═══ SUPPLIED MATERIAL ═══

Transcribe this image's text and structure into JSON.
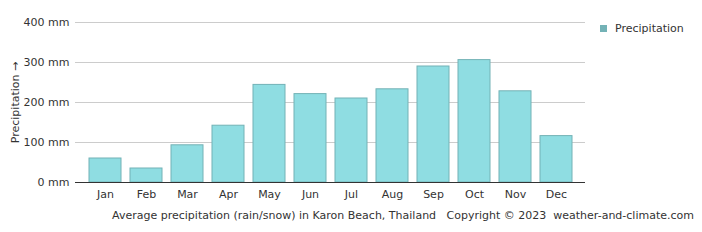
{
  "chart_data": {
    "type": "bar",
    "title": "Average precipitation (rain/snow) in Karon Beach, Thailand",
    "annotations": [
      "Copyright © 2023  weather-and-climate.com"
    ],
    "y_label": "Precipitation",
    "categories": [
      "Jan",
      "Feb",
      "Mar",
      "Apr",
      "May",
      "Jun",
      "Jul",
      "Aug",
      "Sep",
      "Oct",
      "Nov",
      "Dec"
    ],
    "series": [
      {
        "name": "Precipitation",
        "color": "#8fdde2",
        "values": [
          60,
          35,
          93,
          142,
          244,
          221,
          210,
          233,
          290,
          306,
          228,
          116
        ]
      }
    ],
    "ylim": [
      0,
      400
    ],
    "yticks": [
      {
        "value": 0,
        "label": "0 mm"
      },
      {
        "value": 100,
        "label": "100 mm"
      },
      {
        "value": 200,
        "label": "200 mm"
      },
      {
        "value": 300,
        "label": "300 mm"
      },
      {
        "value": 400,
        "label": "400 mm"
      }
    ],
    "grid": true,
    "legend": "right"
  }
}
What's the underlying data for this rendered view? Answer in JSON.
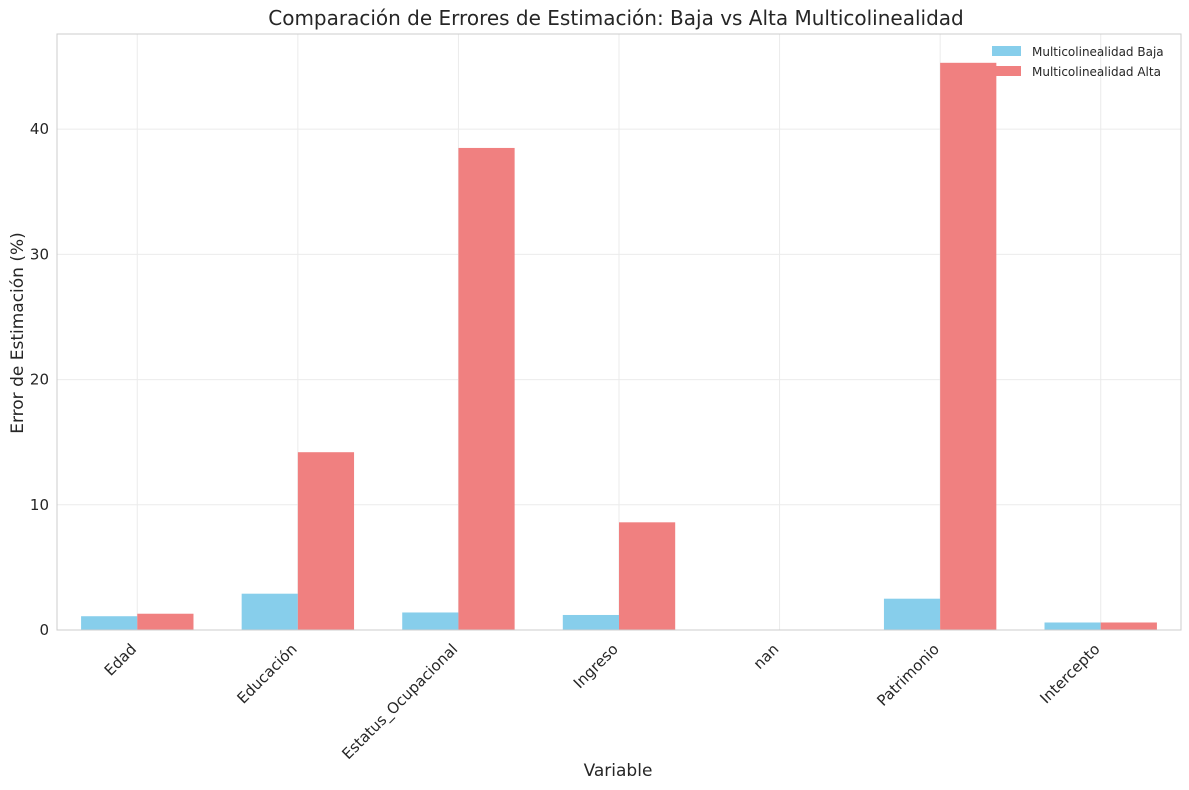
{
  "chart_data": {
    "type": "bar",
    "title": "Comparación de Errores de Estimación: Baja vs Alta Multicolinealidad",
    "xlabel": "Variable",
    "ylabel": "Error de Estimación (%)",
    "categories": [
      "Edad",
      "Educación",
      "Estatus_Ocupacional",
      "Ingreso",
      "nan",
      "Patrimonio",
      "Intercepto"
    ],
    "series": [
      {
        "name": "Multicolinealidad Baja",
        "color": "#87ceeb",
        "values": [
          1.1,
          2.9,
          1.4,
          1.2,
          0,
          2.5,
          0.6
        ]
      },
      {
        "name": "Multicolinealidad Alta",
        "color": "#f08080",
        "values": [
          1.3,
          14.2,
          38.5,
          8.6,
          0,
          45.3,
          0.6
        ]
      }
    ],
    "ylim": [
      0,
      47.6
    ],
    "yticks": [
      0,
      10,
      20,
      30,
      40
    ],
    "grid": true,
    "legend_position": "top-right"
  }
}
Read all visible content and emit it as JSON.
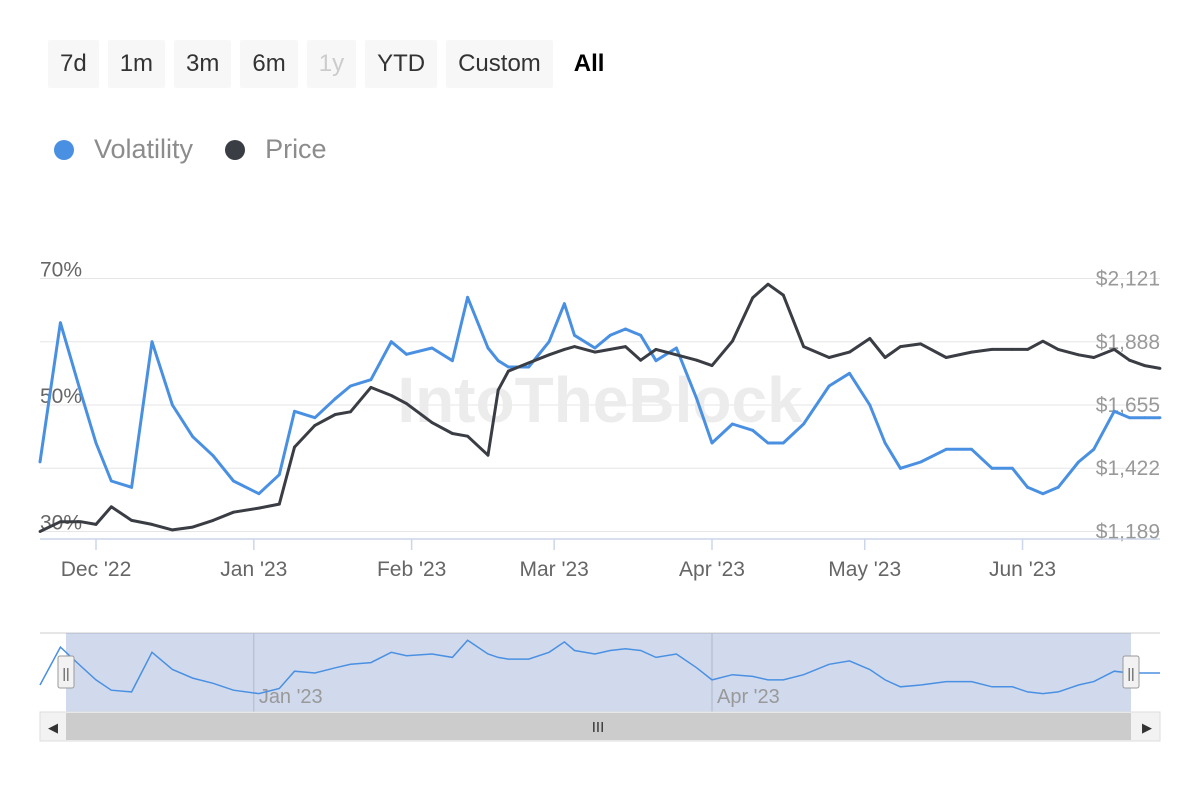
{
  "range_selector": {
    "buttons": [
      {
        "label": "7d",
        "state": "normal"
      },
      {
        "label": "1m",
        "state": "normal"
      },
      {
        "label": "3m",
        "state": "normal"
      },
      {
        "label": "6m",
        "state": "normal"
      },
      {
        "label": "1y",
        "state": "disabled"
      },
      {
        "label": "YTD",
        "state": "normal"
      },
      {
        "label": "Custom",
        "state": "normal"
      },
      {
        "label": "All",
        "state": "active"
      }
    ]
  },
  "legend": {
    "items": [
      {
        "label": "Volatility",
        "color": "#4a90e2"
      },
      {
        "label": "Price",
        "color": "#3a3d44"
      }
    ]
  },
  "watermark": "IntoTheBlock",
  "navigator": {
    "tick_labels": [
      "Jan '23",
      "Apr '23"
    ],
    "handle_glyph": "||",
    "scrollbar_glyph": "III",
    "left_arrow": "◀",
    "right_arrow": "▶"
  },
  "chart_data": {
    "type": "line",
    "title": "",
    "xlabel": "",
    "x_tick_labels": [
      "Dec '22",
      "Jan '23",
      "Feb '23",
      "Mar '23",
      "Apr '23",
      "May '23",
      "Jun '23"
    ],
    "y_left": {
      "tick_labels": [
        "30%",
        "50%",
        "70%"
      ],
      "ticks": [
        30,
        50,
        70
      ],
      "range": [
        29,
        71
      ]
    },
    "y_right": {
      "tick_labels": [
        "$1,189",
        "$1,422",
        "$1,655",
        "$1,888",
        "$2,121"
      ],
      "ticks": [
        1189,
        1422,
        1655,
        1888,
        2121
      ],
      "range": [
        1165,
        2145
      ]
    },
    "grid": true,
    "legend_position": "top-left",
    "series": [
      {
        "name": "Volatility",
        "axis": "left",
        "color": "#4a90e2",
        "x": [
          "2022-11-20",
          "2022-11-24",
          "2022-11-28",
          "2022-12-01",
          "2022-12-04",
          "2022-12-08",
          "2022-12-12",
          "2022-12-16",
          "2022-12-20",
          "2022-12-24",
          "2022-12-28",
          "2023-01-02",
          "2023-01-06",
          "2023-01-09",
          "2023-01-13",
          "2023-01-17",
          "2023-01-20",
          "2023-01-24",
          "2023-01-28",
          "2023-01-31",
          "2023-02-05",
          "2023-02-09",
          "2023-02-12",
          "2023-02-16",
          "2023-02-18",
          "2023-02-20",
          "2023-02-24",
          "2023-02-28",
          "2023-03-03",
          "2023-03-05",
          "2023-03-09",
          "2023-03-12",
          "2023-03-15",
          "2023-03-18",
          "2023-03-21",
          "2023-03-25",
          "2023-03-29",
          "2023-04-01",
          "2023-04-05",
          "2023-04-09",
          "2023-04-12",
          "2023-04-15",
          "2023-04-19",
          "2023-04-24",
          "2023-04-28",
          "2023-05-02",
          "2023-05-05",
          "2023-05-08",
          "2023-05-12",
          "2023-05-17",
          "2023-05-22",
          "2023-05-26",
          "2023-05-30",
          "2023-06-02",
          "2023-06-05",
          "2023-06-08",
          "2023-06-12",
          "2023-06-15",
          "2023-06-19",
          "2023-06-22",
          "2023-06-25",
          "2023-06-28"
        ],
        "values": [
          41,
          63,
          52,
          44,
          38,
          37,
          60,
          50,
          45,
          42,
          38,
          36,
          39,
          49,
          48,
          51,
          53,
          54,
          60,
          58,
          59,
          57,
          67,
          59,
          57,
          56,
          56,
          60,
          66,
          61,
          59,
          61,
          62,
          61,
          57,
          59,
          51,
          44,
          47,
          46,
          44,
          44,
          47,
          53,
          55,
          50,
          44,
          40,
          41,
          43,
          43,
          40,
          40,
          37,
          36,
          37,
          41,
          43,
          49,
          48,
          48,
          48
        ]
      },
      {
        "name": "Price",
        "axis": "right",
        "color": "#3a3d44",
        "x": [
          "2022-11-20",
          "2022-11-24",
          "2022-11-28",
          "2022-12-01",
          "2022-12-04",
          "2022-12-08",
          "2022-12-12",
          "2022-12-16",
          "2022-12-20",
          "2022-12-24",
          "2022-12-28",
          "2023-01-02",
          "2023-01-06",
          "2023-01-09",
          "2023-01-13",
          "2023-01-17",
          "2023-01-20",
          "2023-01-24",
          "2023-01-28",
          "2023-01-31",
          "2023-02-05",
          "2023-02-09",
          "2023-02-12",
          "2023-02-16",
          "2023-02-18",
          "2023-02-20",
          "2023-02-24",
          "2023-02-28",
          "2023-03-03",
          "2023-03-05",
          "2023-03-09",
          "2023-03-12",
          "2023-03-15",
          "2023-03-18",
          "2023-03-21",
          "2023-03-25",
          "2023-03-29",
          "2023-04-01",
          "2023-04-05",
          "2023-04-09",
          "2023-04-12",
          "2023-04-15",
          "2023-04-19",
          "2023-04-24",
          "2023-04-28",
          "2023-05-02",
          "2023-05-05",
          "2023-05-08",
          "2023-05-12",
          "2023-05-17",
          "2023-05-22",
          "2023-05-26",
          "2023-05-30",
          "2023-06-02",
          "2023-06-05",
          "2023-06-08",
          "2023-06-12",
          "2023-06-15",
          "2023-06-19",
          "2023-06-22",
          "2023-06-25",
          "2023-06-28"
        ],
        "values": [
          1189,
          1225,
          1225,
          1215,
          1280,
          1230,
          1215,
          1195,
          1205,
          1230,
          1260,
          1275,
          1290,
          1500,
          1580,
          1620,
          1630,
          1720,
          1690,
          1660,
          1590,
          1550,
          1540,
          1470,
          1710,
          1780,
          1810,
          1840,
          1860,
          1870,
          1850,
          1860,
          1870,
          1820,
          1860,
          1840,
          1820,
          1800,
          1890,
          2050,
          2100,
          2060,
          1870,
          1830,
          1850,
          1900,
          1830,
          1870,
          1880,
          1830,
          1850,
          1860,
          1860,
          1860,
          1890,
          1860,
          1840,
          1830,
          1860,
          1820,
          1800,
          1790
        ]
      }
    ]
  }
}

═══

• _TASK_: Determine the number of lines in the listing that contain the string "title". Write that number and nothing else.

• _WRITTEN RESPONSE_: 3